SOURCE PASSAGE:
****************************************

A paralyzed man used a brain chip to move his arm, a supercomputer is getting good at spotting depression, and scientists found a way to make fast-growing cancer self-destruct. Read on and finish the week on a positive note.
Bill Kochevar, who has been quadriplegic for a decade, is moving his arm and hand again thanks to a new computer-brain interface that bypasses his spinal cord injury and reroutes the brain’s electrical signals to move the limb. It works through two chips embedded under Kochevar’s skull that record brain commands for the limb to move. These commands are normally sent through a person’s nervous system as electrical impulses to the limb, where muscles contract and relax to execute the directive. But, in cases of spinal cord injury, the communication link is broken. The team connected the chips — each about the size of a baby aspirin — to an electrical stimulation system implanted in Kochevar’s arm that made his muscles flex. The system has enabled him to bring a drinking cup to his lips and feed himself, marking the first time a paralyzed person has successfully used such technology to regain movement. “For somebody who’s been injured eight years and couldn’t move, being able to move just that little bit is awesome to me,” Kochevar said. “It’s better than I thought it would be.”

****************************************

MATERIAL SUPPLIED:
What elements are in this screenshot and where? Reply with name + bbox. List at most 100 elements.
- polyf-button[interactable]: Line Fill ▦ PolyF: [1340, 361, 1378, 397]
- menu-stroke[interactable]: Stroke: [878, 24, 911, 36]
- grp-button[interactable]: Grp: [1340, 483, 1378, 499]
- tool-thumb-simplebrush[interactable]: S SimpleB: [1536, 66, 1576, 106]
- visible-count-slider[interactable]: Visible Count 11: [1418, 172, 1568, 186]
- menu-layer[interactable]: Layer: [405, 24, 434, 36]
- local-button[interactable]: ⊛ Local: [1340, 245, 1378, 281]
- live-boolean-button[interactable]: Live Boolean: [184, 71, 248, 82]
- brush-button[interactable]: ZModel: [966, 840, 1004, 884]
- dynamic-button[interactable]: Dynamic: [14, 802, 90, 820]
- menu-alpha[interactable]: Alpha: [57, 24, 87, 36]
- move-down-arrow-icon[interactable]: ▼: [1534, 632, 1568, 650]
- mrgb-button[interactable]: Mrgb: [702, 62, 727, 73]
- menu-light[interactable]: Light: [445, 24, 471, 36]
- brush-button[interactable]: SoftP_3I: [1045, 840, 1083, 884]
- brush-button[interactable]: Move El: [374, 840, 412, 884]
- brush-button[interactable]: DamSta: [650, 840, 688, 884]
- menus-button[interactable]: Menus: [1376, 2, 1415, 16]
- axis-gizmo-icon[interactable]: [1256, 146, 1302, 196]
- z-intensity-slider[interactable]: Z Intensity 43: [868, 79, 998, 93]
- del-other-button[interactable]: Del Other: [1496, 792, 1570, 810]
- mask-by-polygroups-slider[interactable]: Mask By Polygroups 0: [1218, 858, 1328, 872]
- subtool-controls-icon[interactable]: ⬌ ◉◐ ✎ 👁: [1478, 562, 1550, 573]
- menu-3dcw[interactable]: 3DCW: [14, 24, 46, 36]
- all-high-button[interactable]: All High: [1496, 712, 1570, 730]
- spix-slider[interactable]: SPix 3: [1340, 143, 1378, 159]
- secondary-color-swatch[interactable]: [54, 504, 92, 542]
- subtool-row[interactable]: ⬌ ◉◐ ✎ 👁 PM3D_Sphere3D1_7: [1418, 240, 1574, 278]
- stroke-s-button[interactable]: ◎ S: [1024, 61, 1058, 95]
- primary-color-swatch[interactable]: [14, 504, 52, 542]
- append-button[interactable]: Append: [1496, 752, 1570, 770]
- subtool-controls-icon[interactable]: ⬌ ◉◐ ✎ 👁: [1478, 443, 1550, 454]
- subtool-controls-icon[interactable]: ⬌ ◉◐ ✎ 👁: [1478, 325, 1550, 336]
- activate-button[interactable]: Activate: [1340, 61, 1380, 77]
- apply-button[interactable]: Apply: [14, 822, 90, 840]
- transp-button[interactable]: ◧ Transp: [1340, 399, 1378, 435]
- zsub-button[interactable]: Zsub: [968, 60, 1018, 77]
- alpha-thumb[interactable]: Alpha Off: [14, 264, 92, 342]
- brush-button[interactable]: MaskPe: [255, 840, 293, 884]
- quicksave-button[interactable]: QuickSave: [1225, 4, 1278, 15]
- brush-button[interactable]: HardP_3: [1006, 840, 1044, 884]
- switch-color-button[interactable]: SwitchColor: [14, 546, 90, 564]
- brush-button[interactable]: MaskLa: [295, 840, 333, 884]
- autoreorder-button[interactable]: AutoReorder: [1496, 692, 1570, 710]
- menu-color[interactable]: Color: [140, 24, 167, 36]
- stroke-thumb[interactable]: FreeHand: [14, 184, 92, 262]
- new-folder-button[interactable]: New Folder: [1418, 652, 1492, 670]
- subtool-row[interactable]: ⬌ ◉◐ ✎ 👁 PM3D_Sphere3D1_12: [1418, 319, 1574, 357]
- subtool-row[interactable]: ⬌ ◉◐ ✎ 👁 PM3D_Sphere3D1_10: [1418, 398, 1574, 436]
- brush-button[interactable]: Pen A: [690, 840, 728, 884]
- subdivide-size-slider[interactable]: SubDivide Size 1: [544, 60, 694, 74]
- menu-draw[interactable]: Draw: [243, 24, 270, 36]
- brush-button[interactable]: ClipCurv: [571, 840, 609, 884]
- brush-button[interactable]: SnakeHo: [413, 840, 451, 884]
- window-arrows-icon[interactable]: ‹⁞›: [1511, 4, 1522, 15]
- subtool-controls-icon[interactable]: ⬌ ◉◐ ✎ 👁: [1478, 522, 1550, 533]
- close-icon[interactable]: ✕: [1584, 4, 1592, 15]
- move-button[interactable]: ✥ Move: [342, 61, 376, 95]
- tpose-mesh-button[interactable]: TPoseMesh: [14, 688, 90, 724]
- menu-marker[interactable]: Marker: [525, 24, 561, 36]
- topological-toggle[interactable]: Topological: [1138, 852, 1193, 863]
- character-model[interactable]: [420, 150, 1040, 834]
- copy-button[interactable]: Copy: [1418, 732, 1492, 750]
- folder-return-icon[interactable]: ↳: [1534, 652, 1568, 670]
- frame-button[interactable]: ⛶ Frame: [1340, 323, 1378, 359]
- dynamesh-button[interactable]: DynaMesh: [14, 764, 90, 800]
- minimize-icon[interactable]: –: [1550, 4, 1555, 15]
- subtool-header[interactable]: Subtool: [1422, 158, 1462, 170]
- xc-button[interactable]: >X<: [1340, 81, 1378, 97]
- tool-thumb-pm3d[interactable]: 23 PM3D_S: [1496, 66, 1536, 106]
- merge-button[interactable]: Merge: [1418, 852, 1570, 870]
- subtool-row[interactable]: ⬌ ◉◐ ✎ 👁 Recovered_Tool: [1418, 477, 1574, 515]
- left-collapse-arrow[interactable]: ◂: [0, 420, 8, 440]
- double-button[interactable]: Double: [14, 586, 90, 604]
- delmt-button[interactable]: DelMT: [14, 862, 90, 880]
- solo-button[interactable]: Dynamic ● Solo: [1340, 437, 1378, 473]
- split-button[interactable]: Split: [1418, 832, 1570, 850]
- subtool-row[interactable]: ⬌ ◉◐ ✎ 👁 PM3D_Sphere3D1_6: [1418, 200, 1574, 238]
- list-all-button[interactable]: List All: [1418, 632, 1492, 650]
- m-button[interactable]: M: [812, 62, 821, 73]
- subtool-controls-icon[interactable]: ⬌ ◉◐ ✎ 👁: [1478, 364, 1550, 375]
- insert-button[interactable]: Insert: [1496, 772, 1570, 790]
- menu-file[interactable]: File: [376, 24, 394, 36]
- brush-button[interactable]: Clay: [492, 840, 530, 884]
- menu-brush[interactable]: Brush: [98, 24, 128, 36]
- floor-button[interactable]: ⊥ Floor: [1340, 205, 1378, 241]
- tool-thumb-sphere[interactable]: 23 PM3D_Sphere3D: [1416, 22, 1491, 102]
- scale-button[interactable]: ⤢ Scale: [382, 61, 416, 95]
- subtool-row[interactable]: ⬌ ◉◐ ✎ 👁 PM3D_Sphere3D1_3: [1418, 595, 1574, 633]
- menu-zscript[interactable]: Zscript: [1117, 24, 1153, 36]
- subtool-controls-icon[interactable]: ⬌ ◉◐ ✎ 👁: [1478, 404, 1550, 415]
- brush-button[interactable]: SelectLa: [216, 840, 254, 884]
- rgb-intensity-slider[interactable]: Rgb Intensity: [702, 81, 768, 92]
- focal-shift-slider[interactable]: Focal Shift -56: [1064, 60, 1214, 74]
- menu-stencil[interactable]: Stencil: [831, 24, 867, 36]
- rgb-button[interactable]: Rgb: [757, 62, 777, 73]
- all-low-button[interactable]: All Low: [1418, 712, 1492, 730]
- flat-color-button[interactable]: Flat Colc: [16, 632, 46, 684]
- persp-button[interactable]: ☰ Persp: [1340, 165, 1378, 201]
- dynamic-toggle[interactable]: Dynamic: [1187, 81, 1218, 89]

****************************************

PROBLEMS AND TASKS:
#1 Write out the passage on Bill Kochevar's brain-chip interface word for word, between "A paralyzed man" and "a positive note.", inclusive.
#2 According to the passage on Bill Kochevar's brain-chip interface, how large is each chip embedded under his skull?

ANSWERS TO THE EXERCISES:
#1
A paralyzed man used a brain chip to move his arm, a supercomputer is getting good at spotting depression, and scientists found a way to make fast-growing cancer self-destruct. Read on and finish the week on a positive note.

#2 Each chip is about the size of a baby aspirin.